Stated task »
Reproduce every line of the records below word for word, leaving out the pictures.

Supplied data »

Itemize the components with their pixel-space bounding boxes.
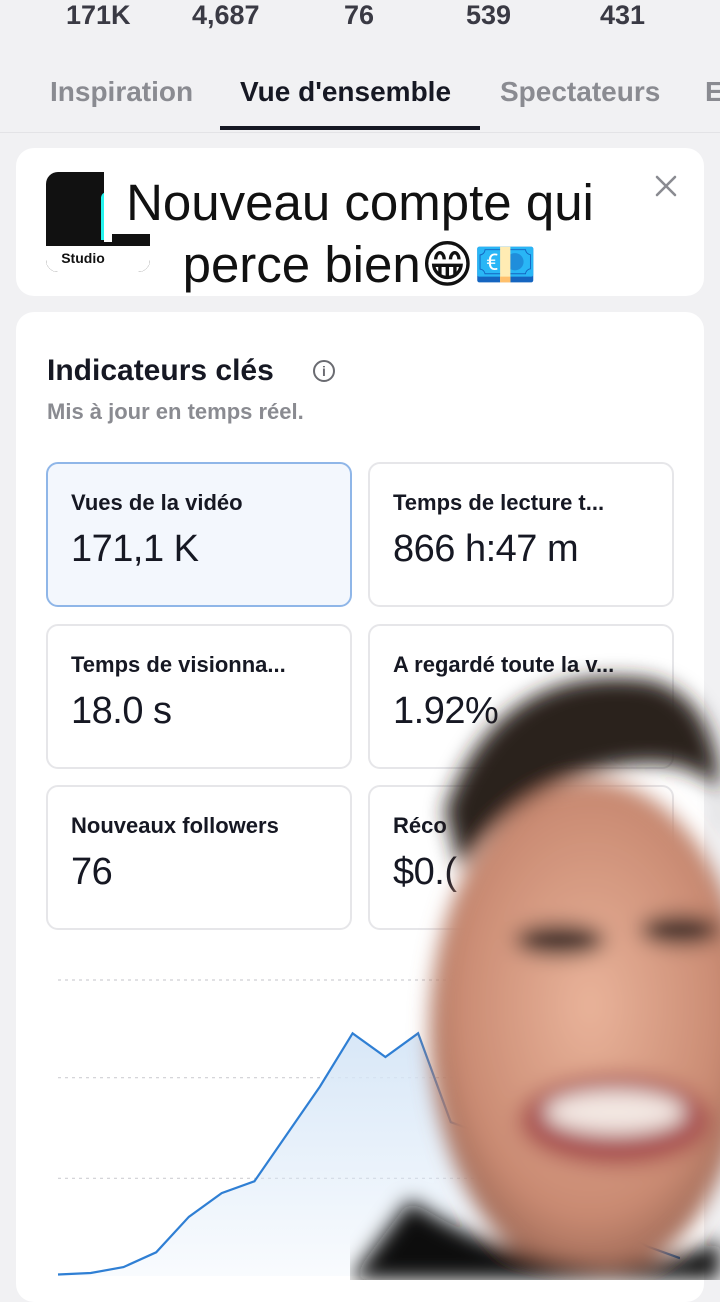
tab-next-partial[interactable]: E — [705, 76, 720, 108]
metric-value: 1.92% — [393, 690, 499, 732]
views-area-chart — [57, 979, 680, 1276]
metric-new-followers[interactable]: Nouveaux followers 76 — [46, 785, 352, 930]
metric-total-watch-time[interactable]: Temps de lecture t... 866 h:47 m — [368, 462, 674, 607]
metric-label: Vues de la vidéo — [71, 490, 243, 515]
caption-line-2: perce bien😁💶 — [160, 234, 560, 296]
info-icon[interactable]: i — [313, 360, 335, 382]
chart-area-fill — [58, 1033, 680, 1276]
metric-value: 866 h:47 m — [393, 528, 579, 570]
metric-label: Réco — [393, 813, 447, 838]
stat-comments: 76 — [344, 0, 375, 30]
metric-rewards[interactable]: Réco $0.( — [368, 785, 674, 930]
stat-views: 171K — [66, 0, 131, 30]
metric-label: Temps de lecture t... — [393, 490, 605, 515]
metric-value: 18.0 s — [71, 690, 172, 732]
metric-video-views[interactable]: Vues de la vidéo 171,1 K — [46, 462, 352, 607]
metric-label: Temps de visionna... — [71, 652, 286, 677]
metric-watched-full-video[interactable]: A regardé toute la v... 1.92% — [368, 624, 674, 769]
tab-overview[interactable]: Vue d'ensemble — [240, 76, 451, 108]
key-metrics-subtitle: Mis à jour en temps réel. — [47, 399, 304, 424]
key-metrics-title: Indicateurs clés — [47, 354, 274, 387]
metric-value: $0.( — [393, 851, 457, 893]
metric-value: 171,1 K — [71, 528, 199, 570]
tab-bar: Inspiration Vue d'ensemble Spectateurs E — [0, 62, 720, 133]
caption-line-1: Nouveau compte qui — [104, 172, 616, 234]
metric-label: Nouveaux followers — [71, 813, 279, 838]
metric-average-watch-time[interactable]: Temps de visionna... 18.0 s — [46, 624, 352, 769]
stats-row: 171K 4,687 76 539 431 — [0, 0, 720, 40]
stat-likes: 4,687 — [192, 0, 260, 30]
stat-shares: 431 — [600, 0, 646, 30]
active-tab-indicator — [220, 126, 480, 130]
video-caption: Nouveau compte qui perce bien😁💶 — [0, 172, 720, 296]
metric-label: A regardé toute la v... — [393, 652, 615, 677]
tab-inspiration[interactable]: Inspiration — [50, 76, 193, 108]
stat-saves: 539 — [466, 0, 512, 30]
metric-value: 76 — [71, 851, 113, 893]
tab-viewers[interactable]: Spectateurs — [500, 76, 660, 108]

Finished task »
Itemize the components with their pixel-space bounding boxes.
tab-next-partial[interactable]: E — [705, 76, 720, 108]
metric-value: 1.92% — [393, 690, 499, 732]
views-area-chart — [57, 979, 680, 1276]
metric-new-followers[interactable]: Nouveaux followers 76 — [46, 785, 352, 930]
metric-total-watch-time[interactable]: Temps de lecture t... 866 h:47 m — [368, 462, 674, 607]
metric-label: Vues de la vidéo — [71, 490, 243, 515]
caption-line-2: perce bien😁💶 — [160, 234, 560, 296]
info-icon[interactable]: i — [313, 360, 335, 382]
chart-area-fill — [58, 1033, 680, 1276]
metric-value: 866 h:47 m — [393, 528, 579, 570]
metric-label: Réco — [393, 813, 447, 838]
stat-comments: 76 — [344, 0, 375, 30]
metric-rewards[interactable]: Réco $0.( — [368, 785, 674, 930]
stat-views: 171K — [66, 0, 131, 30]
metric-label: Temps de lecture t... — [393, 490, 605, 515]
metric-value: 18.0 s — [71, 690, 172, 732]
metric-video-views[interactable]: Vues de la vidéo 171,1 K — [46, 462, 352, 607]
metric-label: Temps de visionna... — [71, 652, 286, 677]
metric-watched-full-video[interactable]: A regardé toute la v... 1.92% — [368, 624, 674, 769]
tab-overview[interactable]: Vue d'ensemble — [240, 76, 451, 108]
key-metrics-subtitle: Mis à jour en temps réel. — [47, 399, 304, 424]
key-metrics-title: Indicateurs clés — [47, 354, 274, 387]
metric-value: $0.( — [393, 851, 457, 893]
metric-value: 171,1 K — [71, 528, 199, 570]
tab-bar: Inspiration Vue d'ensemble Spectateurs E — [0, 62, 720, 133]
caption-line-1: Nouveau compte qui — [104, 172, 616, 234]
metric-label: Nouveaux followers — [71, 813, 279, 838]
metric-average-watch-time[interactable]: Temps de visionna... 18.0 s — [46, 624, 352, 769]
stats-row: 171K 4,687 76 539 431 — [0, 0, 720, 40]
stat-likes: 4,687 — [192, 0, 260, 30]
stat-shares: 431 — [600, 0, 646, 30]
active-tab-indicator — [220, 126, 480, 130]
video-caption: Nouveau compte qui perce bien😁💶 — [0, 172, 720, 296]
metric-label: A regardé toute la v... — [393, 652, 615, 677]
tab-inspiration[interactable]: Inspiration — [50, 76, 193, 108]
stat-saves: 539 — [466, 0, 512, 30]
metric-value: 76 — [71, 851, 113, 893]
tab-viewers[interactable]: Spectateurs — [500, 76, 660, 108]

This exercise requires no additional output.